Figure dataset records:
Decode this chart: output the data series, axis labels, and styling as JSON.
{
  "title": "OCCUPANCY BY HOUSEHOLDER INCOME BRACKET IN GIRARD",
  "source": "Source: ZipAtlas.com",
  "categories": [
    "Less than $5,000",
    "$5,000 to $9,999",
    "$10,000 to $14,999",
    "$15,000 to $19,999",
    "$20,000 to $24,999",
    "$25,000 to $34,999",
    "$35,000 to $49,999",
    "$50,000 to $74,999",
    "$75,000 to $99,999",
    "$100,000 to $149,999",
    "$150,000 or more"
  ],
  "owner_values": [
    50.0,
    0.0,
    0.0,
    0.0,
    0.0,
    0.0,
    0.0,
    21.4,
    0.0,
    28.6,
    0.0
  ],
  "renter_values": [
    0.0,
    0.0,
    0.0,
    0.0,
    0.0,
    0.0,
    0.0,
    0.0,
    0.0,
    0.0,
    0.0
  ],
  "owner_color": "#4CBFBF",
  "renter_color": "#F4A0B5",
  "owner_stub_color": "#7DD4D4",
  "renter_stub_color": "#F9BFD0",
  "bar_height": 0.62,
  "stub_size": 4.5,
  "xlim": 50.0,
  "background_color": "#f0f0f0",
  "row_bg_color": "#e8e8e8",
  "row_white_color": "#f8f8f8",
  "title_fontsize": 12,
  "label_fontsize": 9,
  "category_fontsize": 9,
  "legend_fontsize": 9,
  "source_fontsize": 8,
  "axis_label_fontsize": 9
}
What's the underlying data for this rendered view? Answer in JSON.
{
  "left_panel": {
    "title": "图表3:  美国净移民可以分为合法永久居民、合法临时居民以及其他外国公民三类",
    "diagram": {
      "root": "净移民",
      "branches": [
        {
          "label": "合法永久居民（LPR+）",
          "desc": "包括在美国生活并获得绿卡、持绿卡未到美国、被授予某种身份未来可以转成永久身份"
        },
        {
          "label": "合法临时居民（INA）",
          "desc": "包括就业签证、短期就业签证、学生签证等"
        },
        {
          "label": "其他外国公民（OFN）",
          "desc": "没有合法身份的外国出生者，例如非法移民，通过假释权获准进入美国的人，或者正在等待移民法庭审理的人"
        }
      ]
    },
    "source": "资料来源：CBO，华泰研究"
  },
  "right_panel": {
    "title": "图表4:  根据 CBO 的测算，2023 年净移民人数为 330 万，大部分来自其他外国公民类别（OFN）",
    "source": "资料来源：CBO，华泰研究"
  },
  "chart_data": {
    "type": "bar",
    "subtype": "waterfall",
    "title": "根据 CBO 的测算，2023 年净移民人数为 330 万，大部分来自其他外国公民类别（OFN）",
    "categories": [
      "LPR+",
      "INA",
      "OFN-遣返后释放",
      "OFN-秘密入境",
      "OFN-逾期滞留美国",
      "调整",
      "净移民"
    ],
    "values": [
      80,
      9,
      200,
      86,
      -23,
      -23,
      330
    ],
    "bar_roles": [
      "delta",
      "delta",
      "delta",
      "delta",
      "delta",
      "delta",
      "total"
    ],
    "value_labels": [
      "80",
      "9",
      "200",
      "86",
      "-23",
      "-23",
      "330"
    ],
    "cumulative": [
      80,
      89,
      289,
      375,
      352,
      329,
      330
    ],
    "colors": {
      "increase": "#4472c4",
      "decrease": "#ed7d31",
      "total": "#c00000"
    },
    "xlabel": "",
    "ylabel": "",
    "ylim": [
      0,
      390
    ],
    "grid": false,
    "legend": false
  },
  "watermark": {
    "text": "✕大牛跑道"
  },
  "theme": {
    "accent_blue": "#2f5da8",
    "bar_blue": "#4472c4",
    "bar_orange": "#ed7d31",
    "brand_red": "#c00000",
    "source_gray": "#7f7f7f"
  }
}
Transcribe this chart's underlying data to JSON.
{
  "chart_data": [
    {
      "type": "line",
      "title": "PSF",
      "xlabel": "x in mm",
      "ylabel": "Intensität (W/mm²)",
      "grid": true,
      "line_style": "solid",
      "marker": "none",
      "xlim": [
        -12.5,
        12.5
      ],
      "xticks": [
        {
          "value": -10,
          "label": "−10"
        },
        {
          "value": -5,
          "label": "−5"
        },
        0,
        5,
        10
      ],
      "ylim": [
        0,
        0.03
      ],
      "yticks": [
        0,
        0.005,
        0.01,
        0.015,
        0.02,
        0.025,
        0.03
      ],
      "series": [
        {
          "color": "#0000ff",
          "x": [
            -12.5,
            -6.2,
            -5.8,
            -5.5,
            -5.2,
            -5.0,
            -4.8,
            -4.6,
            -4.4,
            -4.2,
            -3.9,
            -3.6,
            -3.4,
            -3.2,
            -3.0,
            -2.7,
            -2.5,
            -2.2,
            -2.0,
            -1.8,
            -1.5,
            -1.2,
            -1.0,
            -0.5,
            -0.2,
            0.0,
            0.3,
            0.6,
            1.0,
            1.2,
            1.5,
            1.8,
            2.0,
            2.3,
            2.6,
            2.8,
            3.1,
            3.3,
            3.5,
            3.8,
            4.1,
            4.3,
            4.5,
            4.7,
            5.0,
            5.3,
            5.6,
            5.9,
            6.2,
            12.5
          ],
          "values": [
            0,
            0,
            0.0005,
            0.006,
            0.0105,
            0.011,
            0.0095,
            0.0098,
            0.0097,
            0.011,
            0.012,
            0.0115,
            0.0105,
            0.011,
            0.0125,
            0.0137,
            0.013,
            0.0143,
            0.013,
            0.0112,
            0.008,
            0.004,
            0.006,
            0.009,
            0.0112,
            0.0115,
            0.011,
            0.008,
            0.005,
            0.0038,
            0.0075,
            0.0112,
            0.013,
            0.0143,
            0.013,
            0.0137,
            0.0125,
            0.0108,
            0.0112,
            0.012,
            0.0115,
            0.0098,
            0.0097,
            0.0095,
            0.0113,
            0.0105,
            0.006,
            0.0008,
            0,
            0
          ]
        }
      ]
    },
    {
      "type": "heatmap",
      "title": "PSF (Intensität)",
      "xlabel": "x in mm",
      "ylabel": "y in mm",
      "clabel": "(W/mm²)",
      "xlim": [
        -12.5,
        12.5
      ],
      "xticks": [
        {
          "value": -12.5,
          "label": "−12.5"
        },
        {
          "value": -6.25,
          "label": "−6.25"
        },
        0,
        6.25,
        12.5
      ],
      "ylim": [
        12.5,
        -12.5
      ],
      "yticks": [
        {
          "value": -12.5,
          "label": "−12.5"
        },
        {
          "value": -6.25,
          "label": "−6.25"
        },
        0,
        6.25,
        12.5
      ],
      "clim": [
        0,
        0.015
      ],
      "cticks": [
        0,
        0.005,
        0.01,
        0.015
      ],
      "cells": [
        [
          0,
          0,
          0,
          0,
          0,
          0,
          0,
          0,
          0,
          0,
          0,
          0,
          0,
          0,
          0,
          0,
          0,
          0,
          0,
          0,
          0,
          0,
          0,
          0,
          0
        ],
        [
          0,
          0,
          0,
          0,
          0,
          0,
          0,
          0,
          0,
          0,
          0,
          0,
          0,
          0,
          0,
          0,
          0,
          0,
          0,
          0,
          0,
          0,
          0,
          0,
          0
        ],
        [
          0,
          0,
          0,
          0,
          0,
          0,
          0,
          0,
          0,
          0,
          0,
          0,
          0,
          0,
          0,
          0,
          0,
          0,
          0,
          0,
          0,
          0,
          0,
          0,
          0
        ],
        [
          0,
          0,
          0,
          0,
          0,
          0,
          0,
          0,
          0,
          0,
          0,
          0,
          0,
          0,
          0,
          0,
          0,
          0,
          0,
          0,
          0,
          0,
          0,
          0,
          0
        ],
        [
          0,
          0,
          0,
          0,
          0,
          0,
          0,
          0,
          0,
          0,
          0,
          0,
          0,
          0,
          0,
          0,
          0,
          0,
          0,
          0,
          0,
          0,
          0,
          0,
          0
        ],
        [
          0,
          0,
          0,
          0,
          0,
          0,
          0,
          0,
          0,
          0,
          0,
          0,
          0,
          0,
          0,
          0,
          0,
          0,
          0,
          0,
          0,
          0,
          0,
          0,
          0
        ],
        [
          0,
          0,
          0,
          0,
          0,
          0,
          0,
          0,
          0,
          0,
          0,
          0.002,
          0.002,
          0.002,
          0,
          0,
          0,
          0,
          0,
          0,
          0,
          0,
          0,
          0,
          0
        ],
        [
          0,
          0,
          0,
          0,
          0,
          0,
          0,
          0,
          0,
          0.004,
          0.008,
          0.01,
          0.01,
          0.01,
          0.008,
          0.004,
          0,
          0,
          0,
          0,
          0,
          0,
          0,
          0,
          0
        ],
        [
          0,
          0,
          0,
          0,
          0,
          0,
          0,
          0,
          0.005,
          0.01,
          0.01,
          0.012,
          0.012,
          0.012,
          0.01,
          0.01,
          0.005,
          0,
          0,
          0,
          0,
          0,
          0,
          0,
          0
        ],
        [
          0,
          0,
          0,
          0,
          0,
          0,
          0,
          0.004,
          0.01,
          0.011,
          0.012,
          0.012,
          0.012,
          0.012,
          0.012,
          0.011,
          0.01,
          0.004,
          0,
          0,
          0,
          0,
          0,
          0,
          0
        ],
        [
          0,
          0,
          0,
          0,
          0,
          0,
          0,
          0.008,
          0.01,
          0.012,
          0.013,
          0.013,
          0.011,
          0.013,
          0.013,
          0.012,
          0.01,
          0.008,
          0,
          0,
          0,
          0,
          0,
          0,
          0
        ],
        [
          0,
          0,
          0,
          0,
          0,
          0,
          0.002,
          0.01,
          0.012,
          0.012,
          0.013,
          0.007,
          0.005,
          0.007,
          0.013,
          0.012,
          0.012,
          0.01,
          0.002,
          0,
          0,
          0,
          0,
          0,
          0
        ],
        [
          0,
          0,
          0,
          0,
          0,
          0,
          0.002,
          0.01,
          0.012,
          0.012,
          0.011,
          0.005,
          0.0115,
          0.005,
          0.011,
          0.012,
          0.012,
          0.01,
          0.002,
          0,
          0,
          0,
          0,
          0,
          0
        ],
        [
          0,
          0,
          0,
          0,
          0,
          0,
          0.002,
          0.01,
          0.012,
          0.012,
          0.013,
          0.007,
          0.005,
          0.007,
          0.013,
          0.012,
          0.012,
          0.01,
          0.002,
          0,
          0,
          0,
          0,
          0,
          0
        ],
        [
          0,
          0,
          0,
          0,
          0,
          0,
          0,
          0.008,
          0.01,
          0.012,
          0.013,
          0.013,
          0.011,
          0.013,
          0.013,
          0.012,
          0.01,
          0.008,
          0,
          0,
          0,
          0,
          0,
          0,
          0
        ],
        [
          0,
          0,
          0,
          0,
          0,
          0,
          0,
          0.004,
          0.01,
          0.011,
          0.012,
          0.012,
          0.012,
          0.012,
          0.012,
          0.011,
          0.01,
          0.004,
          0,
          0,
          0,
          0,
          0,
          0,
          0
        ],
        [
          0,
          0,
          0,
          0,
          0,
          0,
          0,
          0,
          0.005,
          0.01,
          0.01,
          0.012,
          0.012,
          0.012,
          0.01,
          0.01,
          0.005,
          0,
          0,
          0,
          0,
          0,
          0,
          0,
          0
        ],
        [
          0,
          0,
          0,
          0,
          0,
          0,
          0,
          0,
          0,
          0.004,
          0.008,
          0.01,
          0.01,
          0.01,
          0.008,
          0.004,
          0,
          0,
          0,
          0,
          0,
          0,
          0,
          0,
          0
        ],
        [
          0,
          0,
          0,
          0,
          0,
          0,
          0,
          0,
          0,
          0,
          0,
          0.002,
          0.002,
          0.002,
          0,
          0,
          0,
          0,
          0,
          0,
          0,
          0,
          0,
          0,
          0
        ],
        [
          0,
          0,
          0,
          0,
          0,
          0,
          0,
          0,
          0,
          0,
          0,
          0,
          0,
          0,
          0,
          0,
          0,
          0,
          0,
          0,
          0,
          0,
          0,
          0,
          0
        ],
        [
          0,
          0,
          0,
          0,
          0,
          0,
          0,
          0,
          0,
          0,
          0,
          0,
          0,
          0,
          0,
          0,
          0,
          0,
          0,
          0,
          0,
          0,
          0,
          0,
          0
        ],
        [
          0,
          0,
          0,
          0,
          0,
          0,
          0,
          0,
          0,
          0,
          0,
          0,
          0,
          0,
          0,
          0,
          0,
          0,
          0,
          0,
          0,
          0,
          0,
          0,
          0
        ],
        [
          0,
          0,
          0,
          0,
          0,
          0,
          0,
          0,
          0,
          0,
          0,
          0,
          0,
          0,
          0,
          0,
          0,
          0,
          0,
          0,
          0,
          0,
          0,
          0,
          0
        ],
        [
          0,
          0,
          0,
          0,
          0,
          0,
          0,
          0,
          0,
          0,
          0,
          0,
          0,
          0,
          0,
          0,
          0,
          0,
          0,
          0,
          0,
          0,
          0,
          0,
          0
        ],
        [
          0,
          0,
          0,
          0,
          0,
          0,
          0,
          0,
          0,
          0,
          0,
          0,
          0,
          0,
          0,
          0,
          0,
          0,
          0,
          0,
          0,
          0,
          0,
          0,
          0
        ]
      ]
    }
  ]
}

_DO THIS_: Gather from the records above every line containing the string "desc".

_TASK OUTPUT_:
          "desc": "包括在美国生活并获得绿卡、持绿卡未到美国、被授予某种身份未来可以转成永久身份"
          "desc": "包括就业签证、短期就业签证、学生签证等"
          "desc": "没有合法身份的外国出生者，例如非法移民，通过假释权获准进入美国的人，或者正在等待移民法庭审理的人"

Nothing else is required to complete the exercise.